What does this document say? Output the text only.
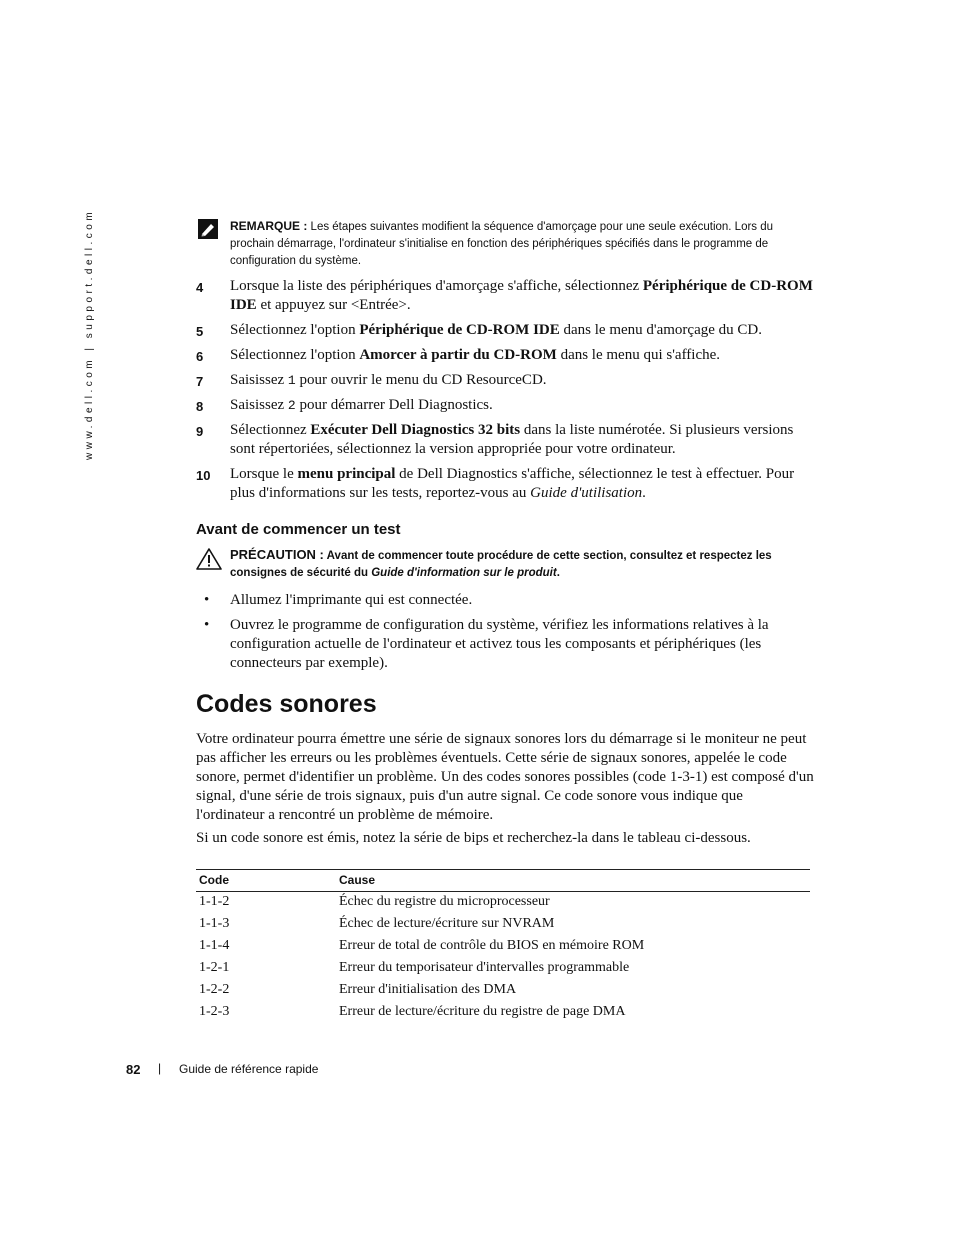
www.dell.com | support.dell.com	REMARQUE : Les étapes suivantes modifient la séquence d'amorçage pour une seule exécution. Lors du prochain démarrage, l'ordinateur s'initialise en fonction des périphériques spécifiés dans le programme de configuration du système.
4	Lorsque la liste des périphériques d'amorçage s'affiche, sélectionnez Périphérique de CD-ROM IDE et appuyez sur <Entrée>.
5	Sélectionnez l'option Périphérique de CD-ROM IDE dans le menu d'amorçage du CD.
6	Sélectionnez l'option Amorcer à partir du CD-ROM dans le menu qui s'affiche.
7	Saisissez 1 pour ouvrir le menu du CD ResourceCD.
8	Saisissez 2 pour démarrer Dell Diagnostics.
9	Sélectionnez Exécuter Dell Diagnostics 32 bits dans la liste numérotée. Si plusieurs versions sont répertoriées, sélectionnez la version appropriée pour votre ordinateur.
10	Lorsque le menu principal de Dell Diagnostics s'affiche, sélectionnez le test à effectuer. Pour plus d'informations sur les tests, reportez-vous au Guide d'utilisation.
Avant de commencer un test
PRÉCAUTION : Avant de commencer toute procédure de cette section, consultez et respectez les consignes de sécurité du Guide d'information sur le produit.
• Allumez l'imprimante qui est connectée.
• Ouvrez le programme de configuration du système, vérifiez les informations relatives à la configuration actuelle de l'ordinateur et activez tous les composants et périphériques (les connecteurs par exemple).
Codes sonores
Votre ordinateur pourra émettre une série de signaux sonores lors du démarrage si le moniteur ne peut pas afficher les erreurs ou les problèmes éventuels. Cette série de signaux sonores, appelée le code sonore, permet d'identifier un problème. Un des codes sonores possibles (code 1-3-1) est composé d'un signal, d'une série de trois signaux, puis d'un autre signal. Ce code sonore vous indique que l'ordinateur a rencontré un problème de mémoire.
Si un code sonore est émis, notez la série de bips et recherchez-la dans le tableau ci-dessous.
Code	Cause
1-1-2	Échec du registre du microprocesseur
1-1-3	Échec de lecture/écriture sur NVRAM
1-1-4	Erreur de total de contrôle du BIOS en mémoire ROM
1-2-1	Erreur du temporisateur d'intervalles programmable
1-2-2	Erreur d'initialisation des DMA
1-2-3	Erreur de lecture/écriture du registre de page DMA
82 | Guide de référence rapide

####################

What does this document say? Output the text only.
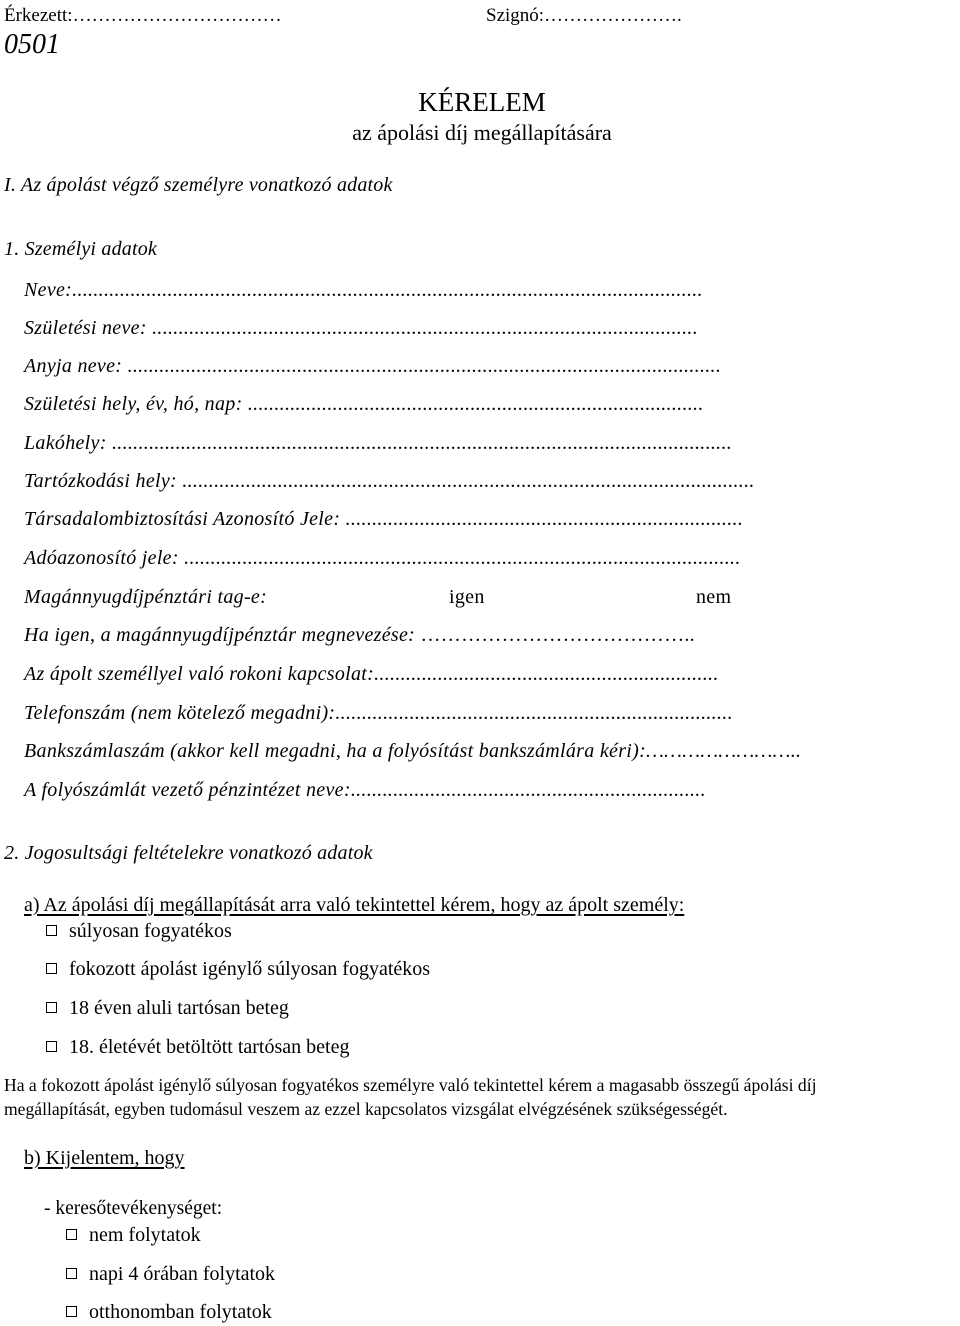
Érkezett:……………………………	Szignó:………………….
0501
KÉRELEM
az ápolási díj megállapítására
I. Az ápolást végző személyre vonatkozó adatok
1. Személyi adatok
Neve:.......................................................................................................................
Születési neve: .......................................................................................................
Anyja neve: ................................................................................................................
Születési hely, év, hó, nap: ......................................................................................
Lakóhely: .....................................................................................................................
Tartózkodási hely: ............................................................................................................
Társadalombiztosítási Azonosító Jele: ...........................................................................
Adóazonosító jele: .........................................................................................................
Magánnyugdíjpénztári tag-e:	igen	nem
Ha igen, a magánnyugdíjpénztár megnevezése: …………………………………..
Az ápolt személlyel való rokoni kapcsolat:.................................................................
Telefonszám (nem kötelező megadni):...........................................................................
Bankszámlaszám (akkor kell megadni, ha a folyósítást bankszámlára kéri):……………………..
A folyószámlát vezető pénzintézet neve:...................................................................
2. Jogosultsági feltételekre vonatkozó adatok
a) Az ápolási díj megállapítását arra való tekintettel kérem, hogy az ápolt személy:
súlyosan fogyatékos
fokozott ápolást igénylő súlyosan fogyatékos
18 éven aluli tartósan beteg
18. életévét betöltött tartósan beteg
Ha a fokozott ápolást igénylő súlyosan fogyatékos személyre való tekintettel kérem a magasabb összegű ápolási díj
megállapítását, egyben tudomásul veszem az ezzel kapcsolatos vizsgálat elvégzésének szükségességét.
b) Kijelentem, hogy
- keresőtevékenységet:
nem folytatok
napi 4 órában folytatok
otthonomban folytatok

####################

◆ WORK REQUIRED
Note every line above where the string "súlyosan" shows up, and copy those lines.

◆ RESPONSE TO THE EXERCISE
súlyosan fogyatékos
fokozott ápolást igénylő súlyosan fogyatékos
Ha a fokozott ápolást igénylő súlyosan fogyatékos személyre való tekintettel kérem a magasabb összegű ápolási díj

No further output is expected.